**Written task**. Collect all lines from the records below that include the word "JSON".
== Supplied records
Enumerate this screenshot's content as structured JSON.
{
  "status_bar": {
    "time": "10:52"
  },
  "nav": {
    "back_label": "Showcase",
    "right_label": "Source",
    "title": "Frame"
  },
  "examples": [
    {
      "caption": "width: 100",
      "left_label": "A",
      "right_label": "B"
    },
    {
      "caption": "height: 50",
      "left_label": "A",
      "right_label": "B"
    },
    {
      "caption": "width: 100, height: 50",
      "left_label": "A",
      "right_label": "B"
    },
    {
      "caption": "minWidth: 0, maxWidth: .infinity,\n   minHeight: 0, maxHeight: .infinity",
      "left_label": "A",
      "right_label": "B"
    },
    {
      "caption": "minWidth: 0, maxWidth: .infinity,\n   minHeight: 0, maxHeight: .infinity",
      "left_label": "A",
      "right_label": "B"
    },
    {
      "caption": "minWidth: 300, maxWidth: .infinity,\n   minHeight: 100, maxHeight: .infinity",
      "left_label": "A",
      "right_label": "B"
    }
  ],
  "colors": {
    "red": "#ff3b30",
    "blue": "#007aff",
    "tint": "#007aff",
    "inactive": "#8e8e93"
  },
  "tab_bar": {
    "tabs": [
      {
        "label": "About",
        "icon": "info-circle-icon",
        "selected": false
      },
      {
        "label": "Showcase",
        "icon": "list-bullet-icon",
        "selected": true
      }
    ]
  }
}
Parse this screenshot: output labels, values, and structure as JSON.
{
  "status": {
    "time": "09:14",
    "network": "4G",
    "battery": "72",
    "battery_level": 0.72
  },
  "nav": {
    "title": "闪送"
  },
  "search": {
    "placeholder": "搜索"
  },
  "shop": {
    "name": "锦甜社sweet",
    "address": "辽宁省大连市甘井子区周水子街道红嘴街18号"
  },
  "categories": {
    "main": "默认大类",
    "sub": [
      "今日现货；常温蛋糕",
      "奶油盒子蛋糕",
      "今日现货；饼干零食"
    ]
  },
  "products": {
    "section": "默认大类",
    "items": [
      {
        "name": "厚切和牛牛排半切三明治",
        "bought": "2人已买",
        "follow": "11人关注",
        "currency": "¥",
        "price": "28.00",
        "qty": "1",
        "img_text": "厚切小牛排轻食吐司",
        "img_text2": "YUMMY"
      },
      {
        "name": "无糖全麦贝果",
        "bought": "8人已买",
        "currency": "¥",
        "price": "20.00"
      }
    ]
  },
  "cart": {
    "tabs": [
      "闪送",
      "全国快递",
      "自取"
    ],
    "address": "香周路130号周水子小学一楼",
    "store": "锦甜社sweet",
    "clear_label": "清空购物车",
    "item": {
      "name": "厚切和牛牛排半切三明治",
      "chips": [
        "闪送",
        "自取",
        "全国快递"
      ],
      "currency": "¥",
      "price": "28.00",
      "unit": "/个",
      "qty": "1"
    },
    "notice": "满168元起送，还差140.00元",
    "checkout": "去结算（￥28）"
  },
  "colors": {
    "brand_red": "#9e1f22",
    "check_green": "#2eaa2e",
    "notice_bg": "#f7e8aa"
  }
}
====
**Task answer**.
Enumerate this screenshot's content as structured JSON.
Parse this screenshot: output labels, values, and structure as JSON.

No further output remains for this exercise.